# AIM
Copy every line of the data in which the word "grid" occurs.

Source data

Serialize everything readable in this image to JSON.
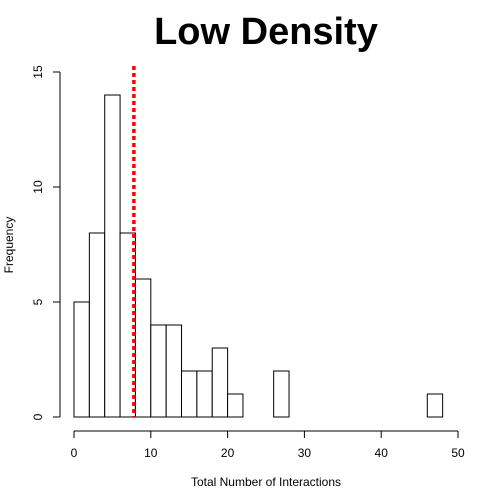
{
  "chart_data": {
    "type": "bar",
    "title": "Low Density",
    "xlabel": "Total Number of Interactions",
    "ylabel": "Frequency",
    "bin_edges": [
      0,
      2,
      4,
      6,
      8,
      10,
      12,
      14,
      16,
      18,
      20,
      22,
      24,
      26,
      28,
      30,
      32,
      34,
      36,
      38,
      40,
      42,
      44,
      46,
      48
    ],
    "values": [
      5,
      8,
      14,
      8,
      6,
      4,
      4,
      2,
      2,
      3,
      1,
      0,
      0,
      2,
      0,
      0,
      0,
      0,
      0,
      0,
      0,
      0,
      0,
      1
    ],
    "xlim": [
      0,
      50
    ],
    "ylim": [
      0,
      15
    ],
    "x_ticks": [
      "0",
      "10",
      "20",
      "30",
      "40",
      "50"
    ],
    "y_ticks": [
      "0",
      "5",
      "10",
      "15"
    ],
    "reference_line": {
      "x": 7.8,
      "color": "#ff0000",
      "style": "dotted"
    },
    "grid": false,
    "legend": "none"
  }
}
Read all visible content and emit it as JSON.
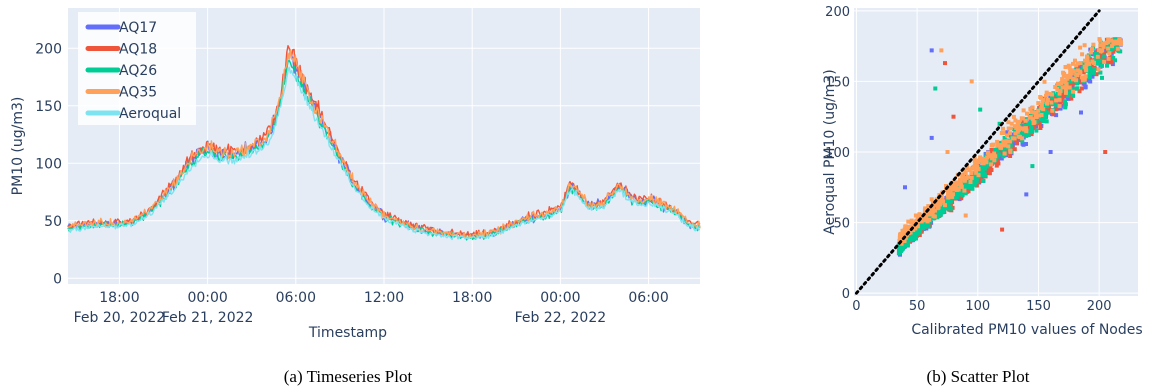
{
  "colors": {
    "plot_bg": "#E5ECF6",
    "grid": "#FFFFFF",
    "AQ17": "#636EFA",
    "AQ18": "#EF553B",
    "AQ26": "#00CC96",
    "AQ35": "#FFA15A",
    "Aeroqual": "#7EE3F0",
    "identity_line": "#000000"
  },
  "chart_data": [
    {
      "type": "line",
      "caption": "(a) Timeseries Plot",
      "xlabel": "Timestamp",
      "ylabel": "PM10 (ug/m3)",
      "ylim": [
        -5,
        235
      ],
      "yticks": [
        0,
        50,
        100,
        150,
        200
      ],
      "xlim": [
        14.5,
        57.5
      ],
      "x_unit": "hours since Feb 20, 2022 00:00",
      "xticks": [
        {
          "x": 18,
          "label": "18:00",
          "sub": "Feb 20, 2022"
        },
        {
          "x": 24,
          "label": "00:00",
          "sub": "Feb 21, 2022"
        },
        {
          "x": 30,
          "label": "06:00",
          "sub": ""
        },
        {
          "x": 36,
          "label": "12:00",
          "sub": ""
        },
        {
          "x": 42,
          "label": "18:00",
          "sub": ""
        },
        {
          "x": 48,
          "label": "00:00",
          "sub": "Feb 22, 2022"
        },
        {
          "x": 54,
          "label": "06:00",
          "sub": ""
        }
      ],
      "legend_position": "top-left",
      "grid": true,
      "series": [
        {
          "name": "AQ17",
          "offset": 4,
          "noise": 6
        },
        {
          "name": "AQ18",
          "offset": 6,
          "noise": 6
        },
        {
          "name": "AQ26",
          "offset": 2,
          "noise": 5
        },
        {
          "name": "AQ35",
          "offset": 5,
          "noise": 6
        },
        {
          "name": "Aeroqual",
          "offset": 0,
          "noise": 4
        }
      ],
      "x": [
        14.5,
        16,
        18,
        19,
        20,
        21,
        22,
        23,
        24,
        25,
        26,
        27,
        28,
        28.5,
        29,
        29.5,
        30,
        31,
        32,
        33,
        34,
        35,
        36,
        38,
        40,
        42,
        43,
        44,
        45,
        46,
        47,
        48,
        48.7,
        49.3,
        50,
        51,
        52,
        52.7,
        53.3,
        54,
        55,
        56,
        56.7,
        57.5
      ],
      "baseline": [
        42,
        45,
        45,
        47,
        55,
        68,
        82,
        100,
        108,
        103,
        103,
        108,
        115,
        130,
        150,
        185,
        175,
        148,
        125,
        100,
        78,
        63,
        52,
        42,
        37,
        35,
        36,
        40,
        46,
        50,
        53,
        57,
        78,
        70,
        60,
        62,
        77,
        68,
        63,
        65,
        60,
        55,
        45,
        43
      ]
    },
    {
      "type": "scatter",
      "caption": "(b) Scatter Plot",
      "xlabel": "Calibrated PM10 values of Nodes",
      "ylabel": "Aeroqual PM10 (ug/m3)",
      "xlim": [
        -2,
        232
      ],
      "ylim": [
        -2,
        202
      ],
      "xticks": [
        0,
        50,
        100,
        150,
        200
      ],
      "yticks": [
        0,
        50,
        100,
        150,
        200
      ],
      "grid": true,
      "identity_line": {
        "from": [
          0,
          0
        ],
        "to": [
          200,
          200
        ]
      },
      "series_order": [
        "AQ17",
        "AQ18",
        "AQ26",
        "AQ35"
      ],
      "main_band": {
        "x_start": 35,
        "x_end": 218,
        "y_start": 32,
        "y_end": 180,
        "spread": 12,
        "points_per_series": 450
      },
      "outliers": [
        [
          62,
          172,
          "AQ17"
        ],
        [
          70,
          172,
          "AQ35"
        ],
        [
          73,
          163,
          "AQ18"
        ],
        [
          65,
          145,
          "AQ26"
        ],
        [
          62,
          110,
          "AQ17"
        ],
        [
          75,
          100,
          "AQ35"
        ],
        [
          110,
          85,
          "AQ18"
        ],
        [
          118,
          120,
          "AQ26"
        ],
        [
          160,
          100,
          "AQ17"
        ],
        [
          205,
          100,
          "AQ18"
        ],
        [
          95,
          150,
          "AQ35"
        ],
        [
          40,
          75,
          "AQ17"
        ],
        [
          120,
          45,
          "AQ18"
        ],
        [
          90,
          55,
          "AQ35"
        ],
        [
          140,
          70,
          "AQ17"
        ],
        [
          102,
          130,
          "AQ26"
        ],
        [
          80,
          125,
          "AQ18"
        ],
        [
          185,
          128,
          "AQ17"
        ],
        [
          145,
          90,
          "AQ26"
        ]
      ]
    }
  ]
}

# FULL SOLUTION
    "grid": false,
    "grid": "#FFFFFF",
      "grid": true,
      "grid": true,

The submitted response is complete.